→ **Work required**:
Pictures are not part of the copy; repeat everything else in the records exactly.

→ **Dataset rows**:
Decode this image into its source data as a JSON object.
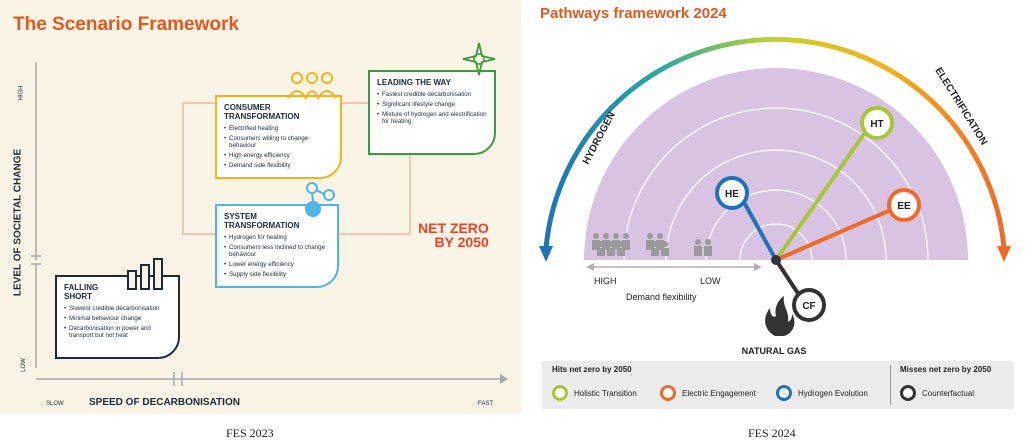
{
  "fes2023": {
    "title": "The Scenario Framework",
    "y_axis_label": "LEVEL OF SOCIETAL CHANGE",
    "y_high": "HIGH",
    "y_low": "LOW",
    "x_axis_label": "SPEED OF DECARBONISATION",
    "x_slow": "SLOW",
    "x_fast": "FAST",
    "net_zero": [
      "NET ZERO",
      "BY 2050"
    ],
    "scenarios": {
      "consumer": {
        "title": [
          "CONSUMER",
          "TRANSFORMATION"
        ],
        "color": "#f2b41b",
        "bullets": [
          "Electrified heating",
          "Consumers willing to change behaviour",
          "High energy efficiency",
          "Demand side flexibility"
        ]
      },
      "leading": {
        "title": [
          "LEADING THE WAY"
        ],
        "color": "#3c9a3c",
        "bullets": [
          "Fastest credible decarbonisation",
          "Significant lifestyle change",
          "Mixture of hydrogen and electrification for heating"
        ]
      },
      "system": {
        "title": [
          "SYSTEM",
          "TRANSFORMATION"
        ],
        "color": "#4fb4e6",
        "bullets": [
          "Hydrogen for heating",
          "Consumers less inclined to change behaviour",
          "Lower energy efficiency",
          "Supply side flexibility"
        ]
      },
      "falling": {
        "title": [
          "FALLING",
          "SHORT"
        ],
        "color": "#1d2a3a",
        "bullets": [
          "Slowest credible decarbonisation",
          "Minimal behaviour change",
          "Decarbonisation in power and transport but not heat"
        ]
      }
    }
  },
  "fes2024": {
    "title": "Pathways framework 2024",
    "arc_left": "HYDROGEN",
    "arc_right": "ELECTRIFICATION",
    "demand_high": "HIGH",
    "demand_low": "LOW",
    "demand_label": "Demand flexibility",
    "natural_gas": "NATURAL GAS",
    "markers": {
      "HT": {
        "label": "HT",
        "color": "#a7c63a"
      },
      "EE": {
        "label": "EE",
        "color": "#ee6a2a"
      },
      "HE": {
        "label": "HE",
        "color": "#1f73b7"
      },
      "CF": {
        "label": "CF",
        "color": "#333333"
      }
    },
    "legend": {
      "hits": "Hits net zero by 2050",
      "misses": "Misses net zero by 2050",
      "items": [
        {
          "name": "Holistic Transition",
          "color": "#a7c63a"
        },
        {
          "name": "Electric Engagement",
          "color": "#ee6a2a"
        },
        {
          "name": "Hydrogen Evolution",
          "color": "#1f73b7"
        },
        {
          "name": "Counterfactual",
          "color": "#333333"
        }
      ]
    }
  },
  "captions": {
    "left": "FES 2023",
    "right": "FES 2024"
  }
}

→ **Response below**:
Decode this image into its source data as a JSON object.
{
  "fes2023": {
    "title": "The Scenario Framework",
    "y_axis_label": "LEVEL OF SOCIETAL CHANGE",
    "y_high": "HIGH",
    "y_low": "LOW",
    "x_axis_label": "SPEED OF DECARBONISATION",
    "x_slow": "SLOW",
    "x_fast": "FAST",
    "net_zero": [
      "NET ZERO",
      "BY 2050"
    ],
    "scenarios": {
      "consumer": {
        "title": [
          "CONSUMER",
          "TRANSFORMATION"
        ],
        "color": "#f2b41b",
        "bullets": [
          "Electrified heating",
          "Consumers willing to change behaviour",
          "High energy efficiency",
          "Demand side flexibility"
        ]
      },
      "leading": {
        "title": [
          "LEADING THE WAY"
        ],
        "color": "#3c9a3c",
        "bullets": [
          "Fastest credible decarbonisation",
          "Significant lifestyle change",
          "Mixture of hydrogen and electrification for heating"
        ]
      },
      "system": {
        "title": [
          "SYSTEM",
          "TRANSFORMATION"
        ],
        "color": "#4fb4e6",
        "bullets": [
          "Hydrogen for heating",
          "Consumers less inclined to change behaviour",
          "Lower energy efficiency",
          "Supply side flexibility"
        ]
      },
      "falling": {
        "title": [
          "FALLING",
          "SHORT"
        ],
        "color": "#1d2a3a",
        "bullets": [
          "Slowest credible decarbonisation",
          "Minimal behaviour change",
          "Decarbonisation in power and transport but not heat"
        ]
      }
    }
  },
  "fes2024": {
    "title": "Pathways framework 2024",
    "arc_left": "HYDROGEN",
    "arc_right": "ELECTRIFICATION",
    "demand_high": "HIGH",
    "demand_low": "LOW",
    "demand_label": "Demand flexibility",
    "natural_gas": "NATURAL GAS",
    "markers": {
      "HT": {
        "label": "HT",
        "color": "#a7c63a"
      },
      "EE": {
        "label": "EE",
        "color": "#ee6a2a"
      },
      "HE": {
        "label": "HE",
        "color": "#1f73b7"
      },
      "CF": {
        "label": "CF",
        "color": "#333333"
      }
    },
    "legend": {
      "hits": "Hits net zero by 2050",
      "misses": "Misses net zero by 2050",
      "items": [
        {
          "name": "Holistic Transition",
          "color": "#a7c63a"
        },
        {
          "name": "Electric Engagement",
          "color": "#ee6a2a"
        },
        {
          "name": "Hydrogen Evolution",
          "color": "#1f73b7"
        },
        {
          "name": "Counterfactual",
          "color": "#333333"
        }
      ]
    }
  },
  "captions": {
    "left": "FES 2023",
    "right": "FES 2024"
  }
}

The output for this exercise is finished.